# start of Dataset excerpts

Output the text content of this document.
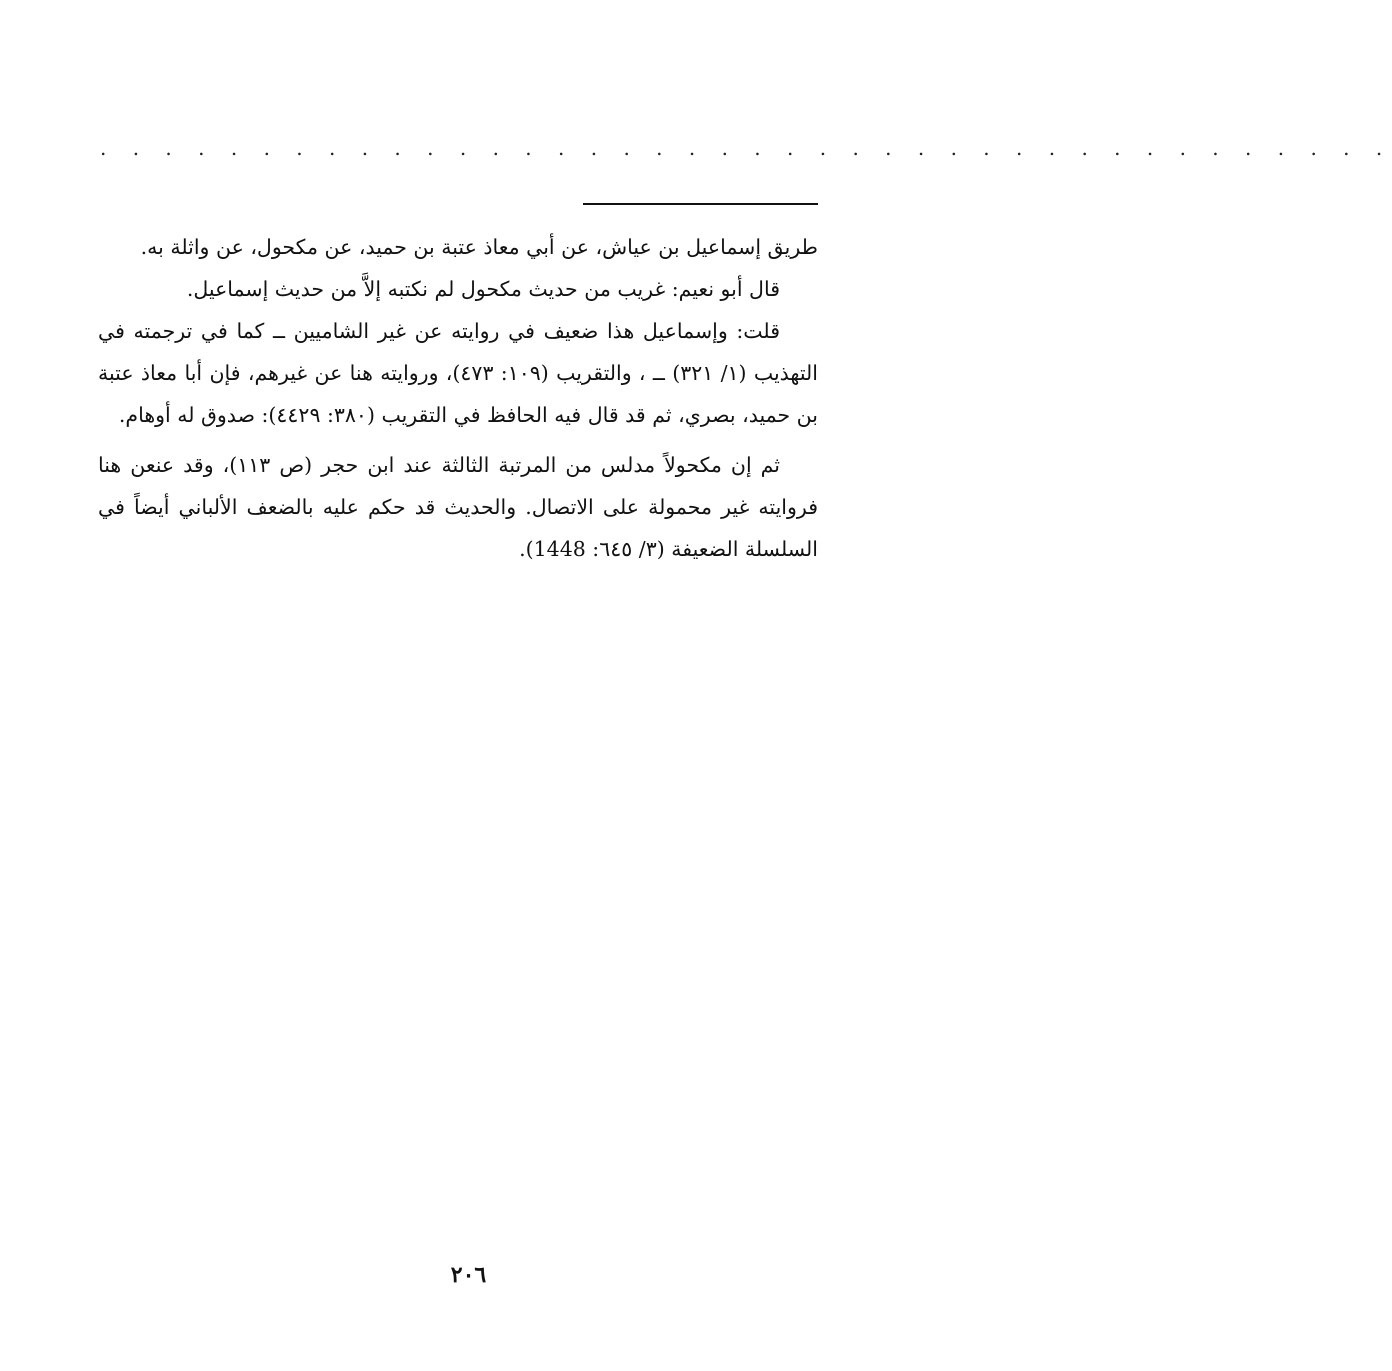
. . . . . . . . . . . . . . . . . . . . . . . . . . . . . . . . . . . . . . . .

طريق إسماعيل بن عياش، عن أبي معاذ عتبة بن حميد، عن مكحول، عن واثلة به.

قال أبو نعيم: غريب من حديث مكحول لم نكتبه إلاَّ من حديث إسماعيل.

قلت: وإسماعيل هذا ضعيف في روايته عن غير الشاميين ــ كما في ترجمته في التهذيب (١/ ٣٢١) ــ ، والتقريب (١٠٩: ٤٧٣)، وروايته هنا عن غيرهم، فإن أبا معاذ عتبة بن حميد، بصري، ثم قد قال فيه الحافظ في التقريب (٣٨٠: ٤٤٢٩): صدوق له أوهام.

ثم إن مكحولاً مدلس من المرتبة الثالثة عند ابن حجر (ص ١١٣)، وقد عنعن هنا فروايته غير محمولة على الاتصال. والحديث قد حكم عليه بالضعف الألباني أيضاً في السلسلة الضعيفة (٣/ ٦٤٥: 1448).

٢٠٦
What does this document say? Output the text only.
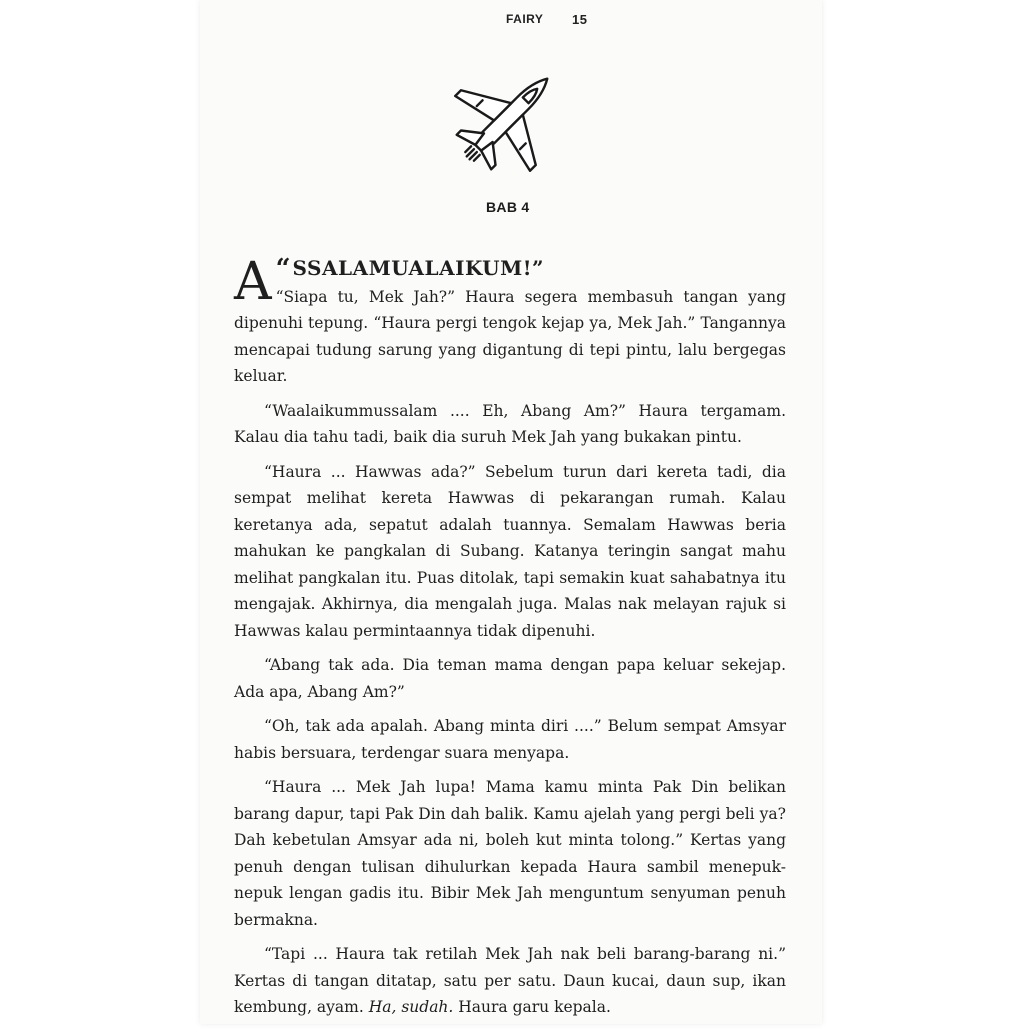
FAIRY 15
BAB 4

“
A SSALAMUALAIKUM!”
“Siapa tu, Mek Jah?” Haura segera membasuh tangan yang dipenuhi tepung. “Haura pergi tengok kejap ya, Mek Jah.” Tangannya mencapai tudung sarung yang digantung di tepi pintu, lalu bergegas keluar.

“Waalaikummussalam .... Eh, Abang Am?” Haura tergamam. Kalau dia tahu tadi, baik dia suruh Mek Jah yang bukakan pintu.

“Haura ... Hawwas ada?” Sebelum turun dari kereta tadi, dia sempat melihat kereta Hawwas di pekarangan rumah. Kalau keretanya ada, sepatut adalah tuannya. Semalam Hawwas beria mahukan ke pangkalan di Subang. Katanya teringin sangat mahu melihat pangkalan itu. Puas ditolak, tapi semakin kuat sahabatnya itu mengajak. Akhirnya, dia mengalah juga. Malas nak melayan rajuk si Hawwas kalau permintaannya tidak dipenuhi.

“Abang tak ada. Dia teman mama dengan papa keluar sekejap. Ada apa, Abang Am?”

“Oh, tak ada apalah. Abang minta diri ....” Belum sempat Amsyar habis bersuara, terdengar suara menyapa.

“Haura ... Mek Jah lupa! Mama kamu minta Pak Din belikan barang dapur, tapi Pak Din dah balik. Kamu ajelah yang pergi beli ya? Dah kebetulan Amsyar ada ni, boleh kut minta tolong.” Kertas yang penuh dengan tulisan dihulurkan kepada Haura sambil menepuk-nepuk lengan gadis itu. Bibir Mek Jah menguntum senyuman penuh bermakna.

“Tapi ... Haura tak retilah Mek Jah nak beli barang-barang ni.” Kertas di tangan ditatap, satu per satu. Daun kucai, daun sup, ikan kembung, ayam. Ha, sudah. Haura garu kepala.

# end of Dataset excerpts

● **Task to complete**:
Select every line of the material above holding the word "Kertas" and copy it.

● **The answer**:
“Haura ... Mek Jah lupa! Mama kamu minta Pak Din belikan barang dapur, tapi Pak Din dah balik. Kamu ajelah yang pergi beli ya? Dah kebetulan Amsyar ada ni, boleh kut minta tolong.” Kertas yang penuh dengan tulisan dihulurkan kepada Haura sambil menepuk-nepuk lengan gadis itu. Bibir Mek Jah menguntum senyuman penuh bermakna.
“Tapi ... Haura tak retilah Mek Jah nak beli barang-barang ni.” Kertas di tangan ditatap, satu per satu. Daun kucai, daun sup, ikan kembung, ayam. Ha, sudah. Haura garu kepala.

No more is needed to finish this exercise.